__Your goal__
Identify each line containing the word "този" and copy it.

__Material for this exercise__
----

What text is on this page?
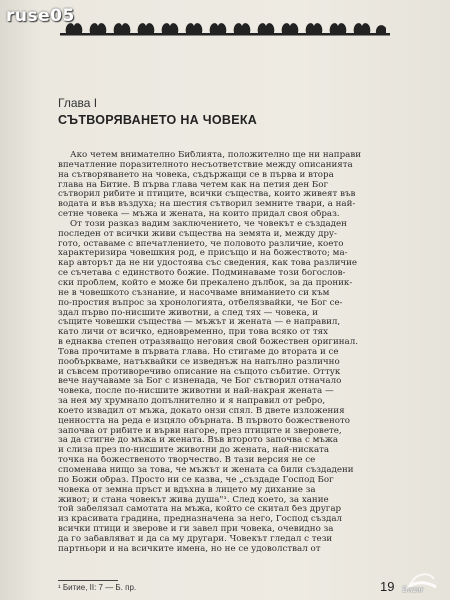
ruse05
Глава I
СЪТВОРЯВАНЕТО НА ЧОВЕКА
Ако четем внимателно Библията, положително ще ни направи
впечатление поразителното несъответствие между описанията
на сътворяването на човека, съдържащи се в първа и втора
глава на Битие. В първа глава четем как на петия ден Бог
сътворил рибите и птиците, всички същества, които живеят във
водата и във въздуха; на шестия сътворил земните твари, а най-
сетне човека — мъжа и жената, на които придал своя образ.
От този разказ вадим заключението, че човекът е създаден
последен от всички живи същества на земята и, между дру-
гото, оставаме с впечатлението, че половото различие, което
характеризира човешкия род, е присъщо и на божеството; ма-
кар авторът да не ни удостоява със сведения, как това различие
се съчетава с единството божие. Подминаваме този богослов-
ски проблем, който е може би прекалено дълбок, за да проник-
не в човешкото съзнание, и насочваме вниманието си към
по-простия въпрос за хронологията, отбелязвайки, че Бог се-
здал първо по-нисшите животни, а след тях — човека, и
същите човешки същества — мъжът и жената — е направил,
като личи от всичко, едновременно, при това всяко от тях
в еднаква степен отразяващо неговия свой божествен оригинал.
Това прочитаме в първата глава. Но стигаме до втората и се
пообъркваме, натъквайки се изведнъж на напълно различно
и съвсем противоречиво описание на същото събитие. Оттук
вече научаваме за Бог с изненада, че Бог сътворил отначало
човека, после по-нисшите животни и най-накрая жената —
за нея му хрумнало допълнително и я направил от ребро,
което извадил от мъжа, докато онзи спял. В двете изложения
ценността на реда е изцяло обърната. В първото божественото
започва от рибите и върви нагоре, през птиците и зверовете,
за да стигне до мъжа и жената. Във второто започва с мъжа
и слиза през по-нисшите животни до жената, най-ниската
точка на божественото творчество. В тази версия не се
споменава нищо за това, че мъжът и жената са били създадени
по Божи образ. Просто ни се казва, че „създаде Господ Бог
човека от земна пръст и вдъхна в лицето му дихание за
живот; и стана човекът жива душа"¹. След което, за хание
той забелязал самотата на мъжа, който се скитал без другар
из красивата градина, предназначена за него, Господ създал
всички птици и зверове и ги завел при човека, очевидно за
да го забавляват и да са му другари. Човекът гледал с тези
партньори и на всичките имена, но не се удоволствал от
¹ Битие, II: 7 — Б. пр.	19 Bazar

----

__Task solution__
От този разказ вадим заключението, че човекът е създаден
се съчетава с единството божие. Подминаваме този богослов-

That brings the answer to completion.